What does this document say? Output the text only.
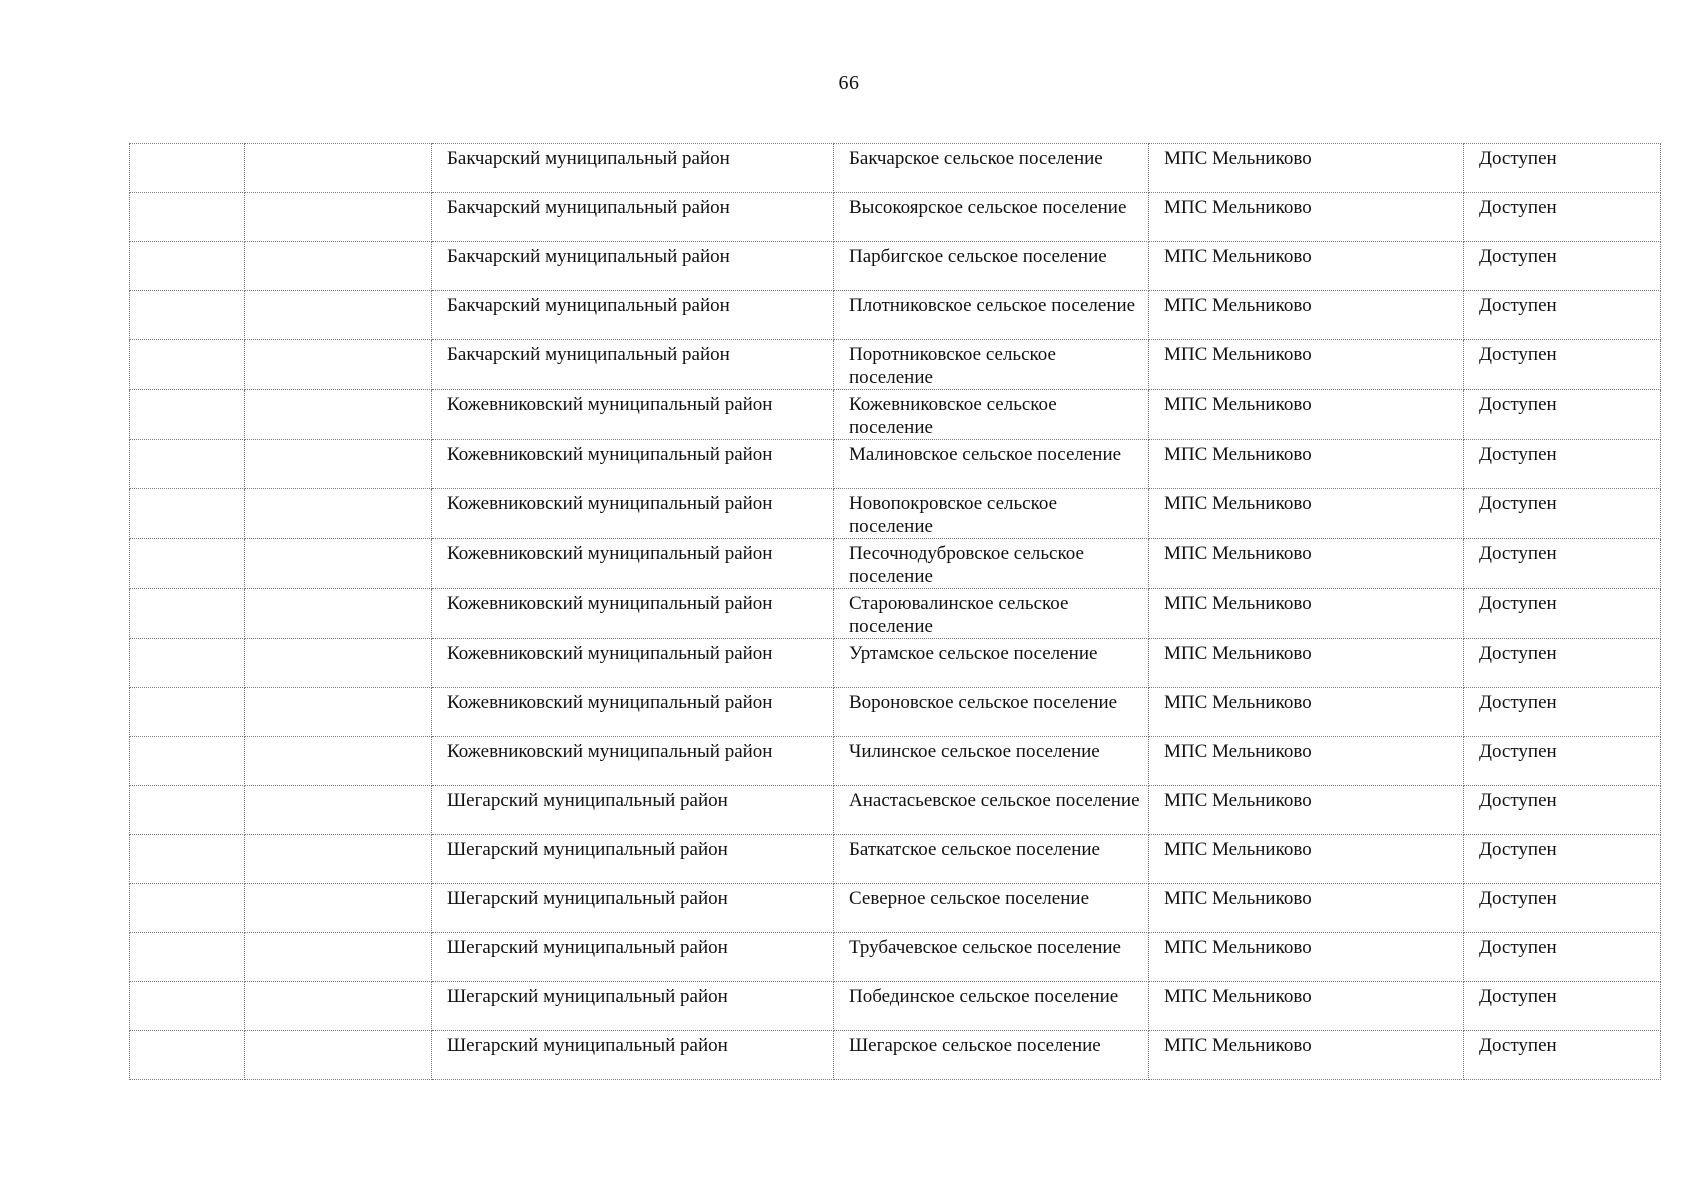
66

		Бакчарский муниципальный район	Бакчарское сельское поселение	МПС Мельниково	Доступен

		Бакчарский муниципальный район	Высокоярское сельское поселение	МПС Мельниково	Доступен

		Бакчарский муниципальный район	Парбигское сельское поселение	МПС Мельниково	Доступен

		Бакчарский муниципальный район	Плотниковское сельское поселение	МПС Мельниково	Доступен

		Бакчарский муниципальный район	Поротниковское сельское поселение	МПС Мельниково	Доступен

		Кожевниковский муниципальный район	Кожевниковское сельское поселение	МПС Мельниково	Доступен

		Кожевниковский муниципальный район	Малиновское сельское поселение	МПС Мельниково	Доступен

		Кожевниковский муниципальный район	Новопокровское сельское поселение	МПС Мельниково	Доступен

		Кожевниковский муниципальный район	Песочнодубровское сельское поселение	МПС Мельниково	Доступен

		Кожевниковский муниципальный район	Староювалинское сельское поселение	МПС Мельниково	Доступен

		Кожевниковский муниципальный район	Уртамское сельское поселение	МПС Мельниково	Доступен

		Кожевниковский муниципальный район	Вороновское сельское поселение	МПС Мельниково	Доступен

		Кожевниковский муниципальный район	Чилинское сельское поселение	МПС Мельниково	Доступен

		Шегарский муниципальный район	Анастасьевское сельское поселение	МПС Мельниково	Доступен

		Шегарский муниципальный район	Баткатское сельское поселение	МПС Мельниково	Доступен

		Шегарский муниципальный район	Северное сельское поселение	МПС Мельниково	Доступен

		Шегарский муниципальный район	Трубачевское сельское поселение	МПС Мельниково	Доступен

		Шегарский муниципальный район	Побединское сельское поселение	МПС Мельниково	Доступен

		Шегарский муниципальный район	Шегарское сельское поселение	МПС Мельниково	Доступен
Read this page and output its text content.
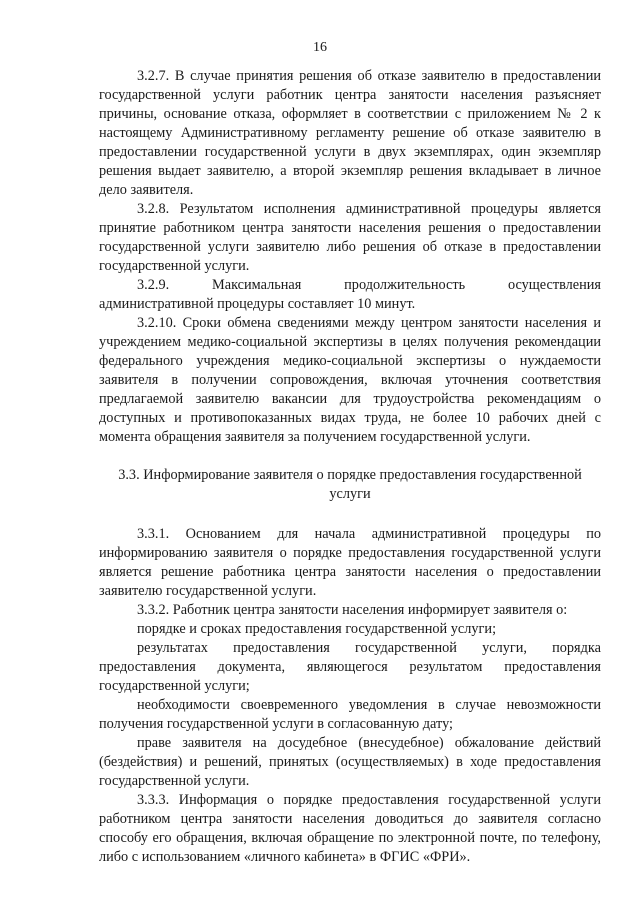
16

3.2.7. В случае принятия решения об отказе заявителю в предоставлении государственной услуги работник центра занятости населения разъясняет причины, основание отказа, оформляет в соответствии с приложением № 2 к настоящему Административному регламенту решение об отказе заявителю в предоставлении государственной услуги в двух экземплярах, один экземпляр решения выдает заявителю, а второй экземпляр решения вкладывает в личное дело заявителя.

3.2.8. Результатом исполнения административной процедуры является принятие работником центра занятости населения решения о предоставлении государственной услуги заявителю либо решения об отказе в предоставлении государственной услуги.

3.2.9. Максимальная продолжительность осуществления административной процедуры составляет 10 минут.

3.2.10. Сроки обмена сведениями между центром занятости населения и учреждением медико-социальной экспертизы в целях получения рекомендации федерального учреждения медико-социальной экспертизы о нуждаемости заявителя в получении сопровождения, включая уточнения соответствия предлагаемой заявителю вакансии для трудоустройства рекомендациям о доступных и противопоказанных видах труда, не более 10 рабочих дней с момента обращения заявителя за получением государственной услуги.

3.3. Информирование заявителя о порядке предоставления государственной услуги

3.3.1. Основанием для начала административной процедуры по информированию заявителя о порядке предоставления государственной услуги является решение работника центра занятости населения о предоставлении заявителю государственной услуги.

3.3.2. Работник центра занятости населения информирует заявителя о:

порядке и сроках предоставления государственной услуги;

результатах предоставления государственной услуги, порядка предоставления документа, являющегося результатом предоставления государственной услуги;

необходимости своевременного уведомления в случае невозможности получения государственной услуги в согласованную дату;

праве заявителя на досудебное (внесудебное) обжалование действий (бездействия) и решений, принятых (осуществляемых) в ходе предоставления государственной услуги.

3.3.3. Информация о порядке предоставления государственной услуги работником центра занятости населения доводиться до заявителя согласно способу его обращения, включая обращение по электронной почте, по телефону, либо с использованием «личного кабинета» в ФГИС «ФРИ».
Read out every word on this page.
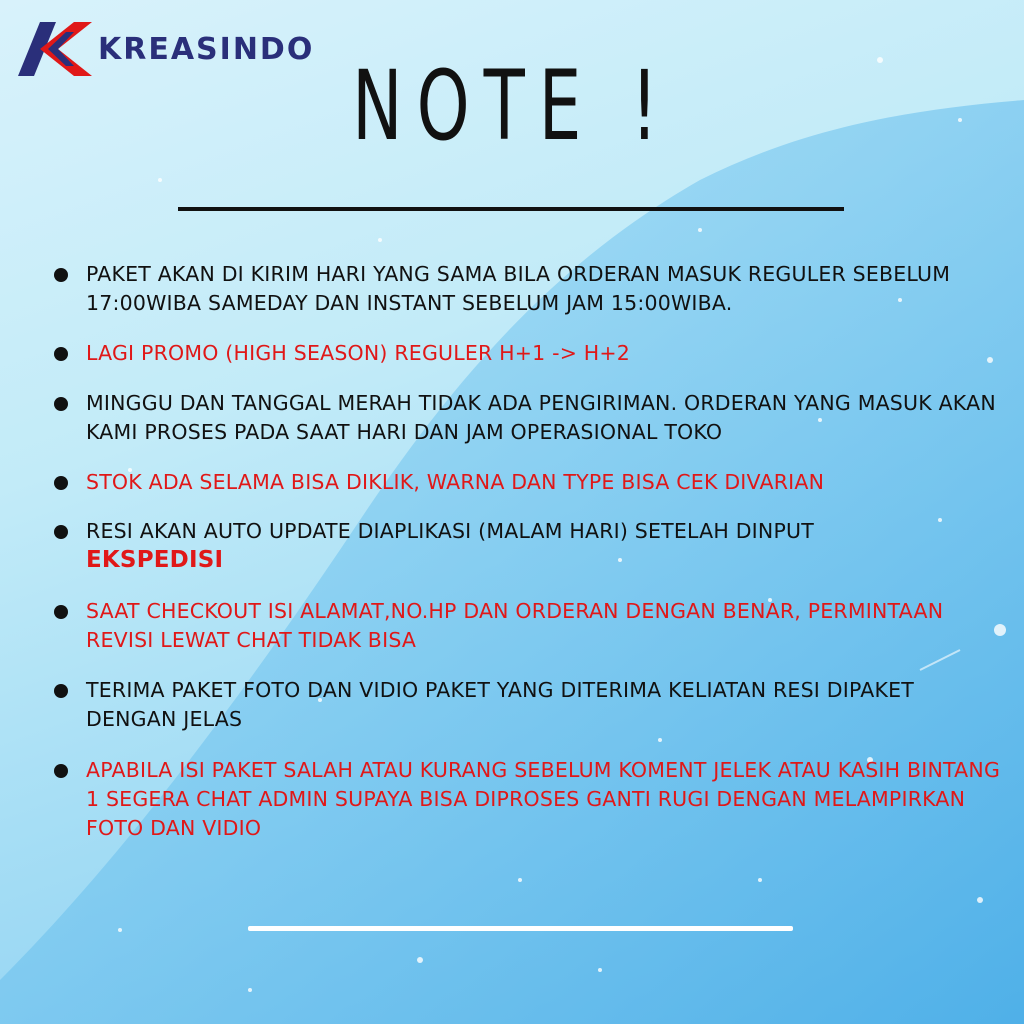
KREASINDO
NOTE !
PAKET AKAN DI KIRIM HARI YANG SAMA BILA ORDERAN MASUK REGULER SEBELUM 17:00WIBA SAMEDAY DAN INSTANT SEBELUM JAM 15:00WIBA.
LAGI PROMO (HIGH SEASON) REGULER H+1 -> H+2
MINGGU DAN TANGGAL MERAH TIDAK ADA PENGIRIMAN. ORDERAN YANG MASUK AKAN KAMI PROSES PADA SAAT HARI DAN JAM OPERASIONAL TOKO
STOK ADA SELAMA BISA DIKLIK, WARNA DAN TYPE BISA CEK DIVARIAN
RESI AKAN AUTO UPDATE DIAPLIKASI (MALAM HARI) SETELAH DINPUT
EKSPEDISI
SAAT CHECKOUT ISI ALAMAT,NO.HP DAN ORDERAN DENGAN BENAR, PERMINTAAN REVISI LEWAT CHAT TIDAK BISA
TERIMA PAKET FOTO DAN VIDIO PAKET YANG DITERIMA KELIATAN RESI DIPAKET DENGAN JELAS
APABILA ISI PAKET SALAH ATAU KURANG SEBELUM KOMENT JELEK ATAU KASIH BINTANG 1 SEGERA CHAT ADMIN SUPAYA BISA DIPROSES GANTI RUGI DENGAN MELAMPIRKAN FOTO DAN VIDIO
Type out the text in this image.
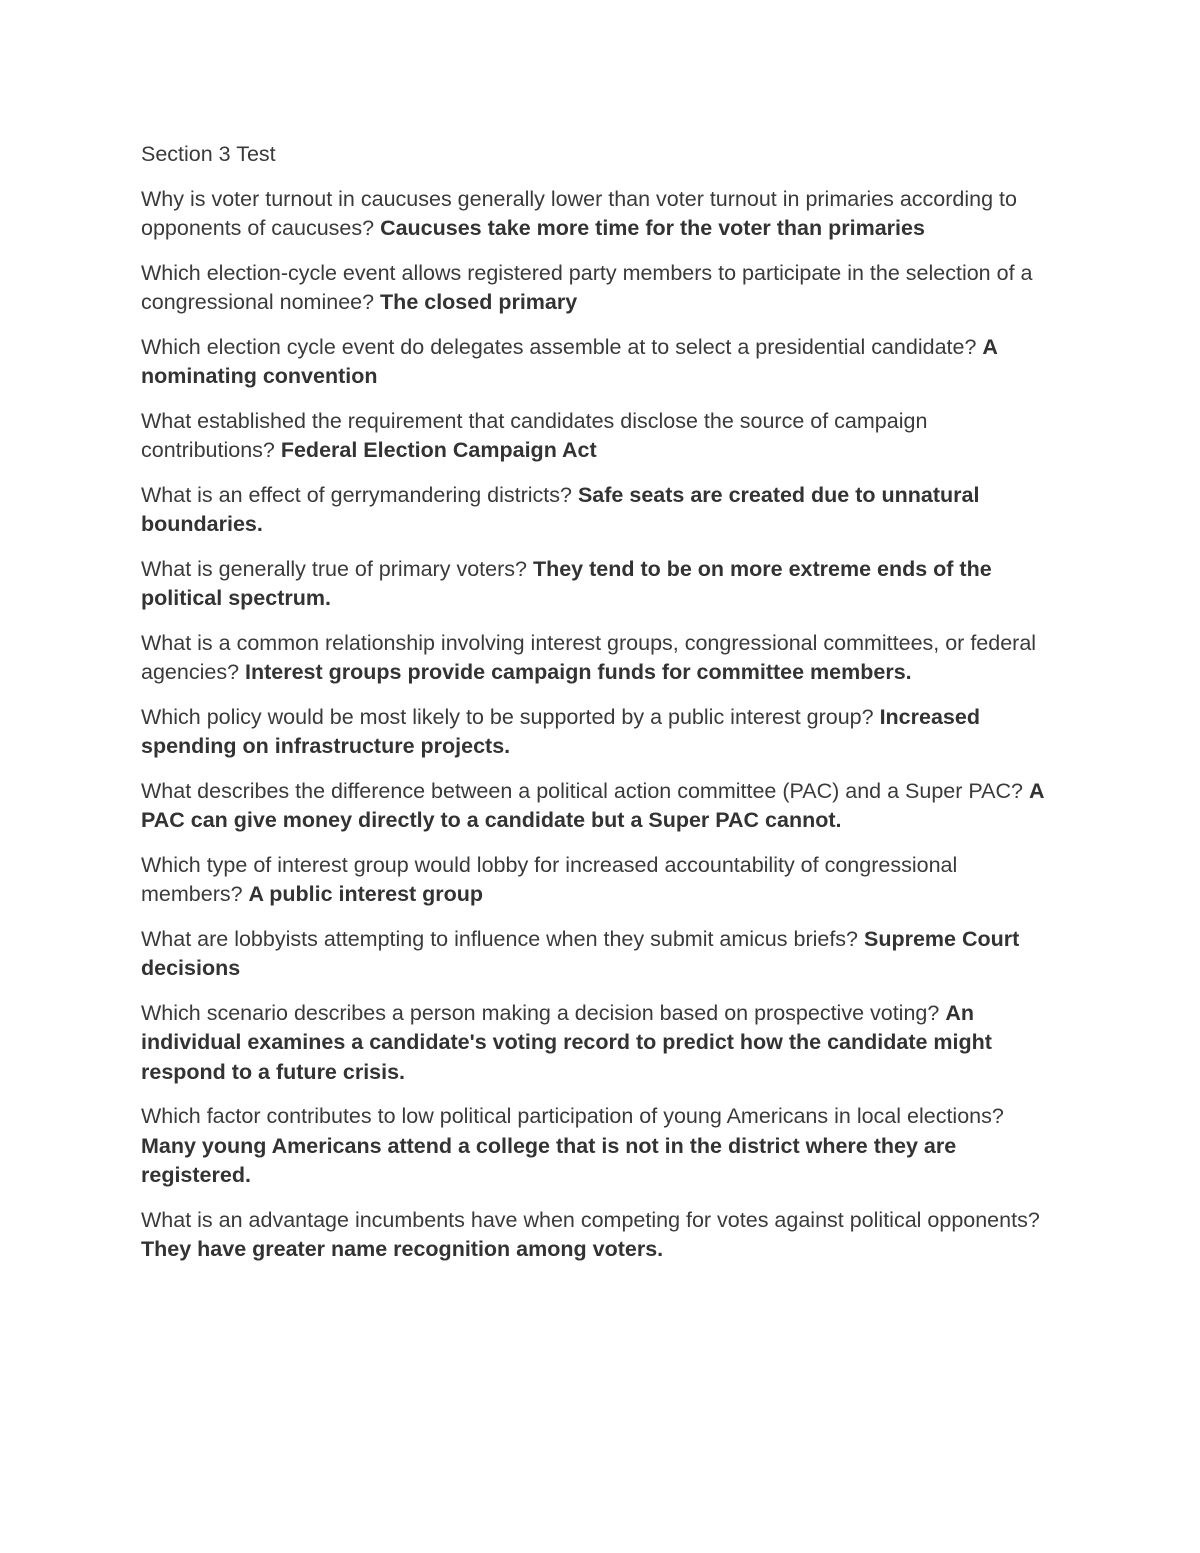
Section 3 Test

Why is voter turnout in caucuses generally lower than voter turnout in primaries according to opponents of caucuses? Caucuses take more time for the voter than primaries

Which election-cycle event allows registered party members to participate in the selection of a congressional nominee? The closed primary

Which election cycle event do delegates assemble at to select a presidential candidate? A nominating convention

What established the requirement that candidates disclose the source of campaign contributions? Federal Election Campaign Act

What is an effect of gerrymandering districts? Safe seats are created due to unnatural boundaries.

What is generally true of primary voters? They tend to be on more extreme ends of the political spectrum.

What is a common relationship involving interest groups, congressional committees, or federal agencies? Interest groups provide campaign funds for committee members.

Which policy would be most likely to be supported by a public interest group? Increased spending on infrastructure projects.

What describes the difference between a political action committee (PAC) and a Super PAC? A PAC can give money directly to a candidate but a Super PAC cannot.

Which type of interest group would lobby for increased accountability of congressional members? A public interest group

What are lobbyists attempting to influence when they submit amicus briefs? Supreme Court decisions

Which scenario describes a person making a decision based on prospective voting? An individual examines a candidate's voting record to predict how the candidate might respond to a future crisis.

Which factor contributes to low political participation of young Americans in local elections? Many young Americans attend a college that is not in the district where they are registered.

What is an advantage incumbents have when competing for votes against political opponents? They have greater name recognition among voters.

> **Task directions**: Leave out the pictures and give the rest of the records again exactly.

> **Task answer**:
What does this document say? Output the text only.
66

		Бакчарский муниципальный район	Бакчарское сельское поселение	МПС Мельниково	Доступен

		Бакчарский муниципальный район	Высокоярское сельское поселение	МПС Мельниково	Доступен

		Бакчарский муниципальный район	Парбигское сельское поселение	МПС Мельниково	Доступен

		Бакчарский муниципальный район	Плотниковское сельское поселение	МПС Мельниково	Доступен

		Бакчарский муниципальный район	Поротниковское сельское поселение	МПС Мельниково	Доступен

		Кожевниковский муниципальный район	Кожевниковское сельское поселение	МПС Мельниково	Доступен

		Кожевниковский муниципальный район	Малиновское сельское поселение	МПС Мельниково	Доступен

		Кожевниковский муниципальный район	Новопокровское сельское поселение	МПС Мельниково	Доступен

		Кожевниковский муниципальный район	Песочнодубровское сельское поселение	МПС Мельниково	Доступен

		Кожевниковский муниципальный район	Староювалинское сельское поселение	МПС Мельниково	Доступен

		Кожевниковский муниципальный район	Уртамское сельское поселение	МПС Мельниково	Доступен

		Кожевниковский муниципальный район	Вороновское сельское поселение	МПС Мельниково	Доступен

		Кожевниковский муниципальный район	Чилинское сельское поселение	МПС Мельниково	Доступен

		Шегарский муниципальный район	Анастасьевское сельское поселение	МПС Мельниково	Доступен

		Шегарский муниципальный район	Баткатское сельское поселение	МПС Мельниково	Доступен

		Шегарский муниципальный район	Северное сельское поселение	МПС Мельниково	Доступен

		Шегарский муниципальный район	Трубачевское сельское поселение	МПС Мельниково	Доступен

		Шегарский муниципальный район	Побединское сельское поселение	МПС Мельниково	Доступен

		Шегарский муниципальный район	Шегарское сельское поселение	МПС Мельниково	Доступен
Read this page and output its text content.
16

3.2.7. В случае принятия решения об отказе заявителю в предоставлении государственной услуги работник центра занятости населения разъясняет причины, основание отказа, оформляет в соответствии с приложением № 2 к настоящему Административному регламенту решение об отказе заявителю в предоставлении государственной услуги в двух экземплярах, один экземпляр решения выдает заявителю, а второй экземпляр решения вкладывает в личное дело заявителя.

3.2.8. Результатом исполнения административной процедуры является принятие работником центра занятости населения решения о предоставлении государственной услуги заявителю либо решения об отказе в предоставлении государственной услуги.

3.2.9. Максимальная продолжительность осуществления административной процедуры составляет 10 минут.

3.2.10. Сроки обмена сведениями между центром занятости населения и учреждением медико-социальной экспертизы в целях получения рекомендации федерального учреждения медико-социальной экспертизы о нуждаемости заявителя в получении сопровождения, включая уточнения соответствия предлагаемой заявителю вакансии для трудоустройства рекомендациям о доступных и противопоказанных видах труда, не более 10 рабочих дней с момента обращения заявителя за получением государственной услуги.

3.3. Информирование заявителя о порядке предоставления государственной услуги

3.3.1. Основанием для начала административной процедуры по информированию заявителя о порядке предоставления государственной услуги является решение работника центра занятости населения о предоставлении заявителю государственной услуги.

3.3.2. Работник центра занятости населения информирует заявителя о:

порядке и сроках предоставления государственной услуги;

результатах предоставления государственной услуги, порядка предоставления документа, являющегося результатом предоставления государственной услуги;

необходимости своевременного уведомления в случае невозможности получения государственной услуги в согласованную дату;

праве заявителя на досудебное (внесудебное) обжалование действий (бездействия) и решений, принятых (осуществляемых) в ходе предоставления государственной услуги.

3.3.3. Информация о порядке предоставления государственной услуги работником центра занятости населения доводиться до заявителя согласно способу его обращения, включая обращение по электронной почте, по телефону, либо с использованием «личного кабинета» в ФГИС «ФРИ».
Read out every word on this page.
KREASINDO
NOTE !
PAKET AKAN DI KIRIM HARI YANG SAMA BILA ORDERAN MASUK REGULER SEBELUM 17:00WIBA SAMEDAY DAN INSTANT SEBELUM JAM 15:00WIBA.
LAGI PROMO (HIGH SEASON) REGULER H+1 -> H+2
MINGGU DAN TANGGAL MERAH TIDAK ADA PENGIRIMAN. ORDERAN YANG MASUK AKAN KAMI PROSES PADA SAAT HARI DAN JAM OPERASIONAL TOKO
STOK ADA SELAMA BISA DIKLIK, WARNA DAN TYPE BISA CEK DIVARIAN
RESI AKAN AUTO UPDATE DIAPLIKASI (MALAM HARI) SETELAH DINPUT
EKSPEDISI
SAAT CHECKOUT ISI ALAMAT,NO.HP DAN ORDERAN DENGAN BENAR, PERMINTAAN REVISI LEWAT CHAT TIDAK BISA
TERIMA PAKET FOTO DAN VIDIO PAKET YANG DITERIMA KELIATAN RESI DIPAKET DENGAN JELAS
APABILA ISI PAKET SALAH ATAU KURANG SEBELUM KOMENT JELEK ATAU KASIH BINTANG 1 SEGERA CHAT ADMIN SUPAYA BISA DIPROSES GANTI RUGI DENGAN MELAMPIRKAN FOTO DAN VIDIO
Type out the text in this image.
Section 3 Test

Why is voter turnout in caucuses generally lower than voter turnout in primaries according to opponents of caucuses? Caucuses take more time for the voter than primaries

Which election-cycle event allows registered party members to participate in the selection of a congressional nominee? The closed primary

Which election cycle event do delegates assemble at to select a presidential candidate? A nominating convention

What established the requirement that candidates disclose the source of campaign contributions? Federal Election Campaign Act

What is an effect of gerrymandering districts? Safe seats are created due to unnatural boundaries.

What is generally true of primary voters? They tend to be on more extreme ends of the political spectrum.

What is a common relationship involving interest groups, congressional committees, or federal agencies? Interest groups provide campaign funds for committee members.

Which policy would be most likely to be supported by a public interest group? Increased spending on infrastructure projects.

What describes the difference between a political action committee (PAC) and a Super PAC? A PAC can give money directly to a candidate but a Super PAC cannot.

Which type of interest group would lobby for increased accountability of congressional members? A public interest group

What are lobbyists attempting to influence when they submit amicus briefs? Supreme Court decisions

Which scenario describes a person making a decision based on prospective voting? An individual examines a candidate's voting record to predict how the candidate might respond to a future crisis.

Which factor contributes to low political participation of young Americans in local elections? Many young Americans attend a college that is not in the district where they are registered.

What is an advantage incumbents have when competing for votes against political opponents? They have greater name recognition among voters.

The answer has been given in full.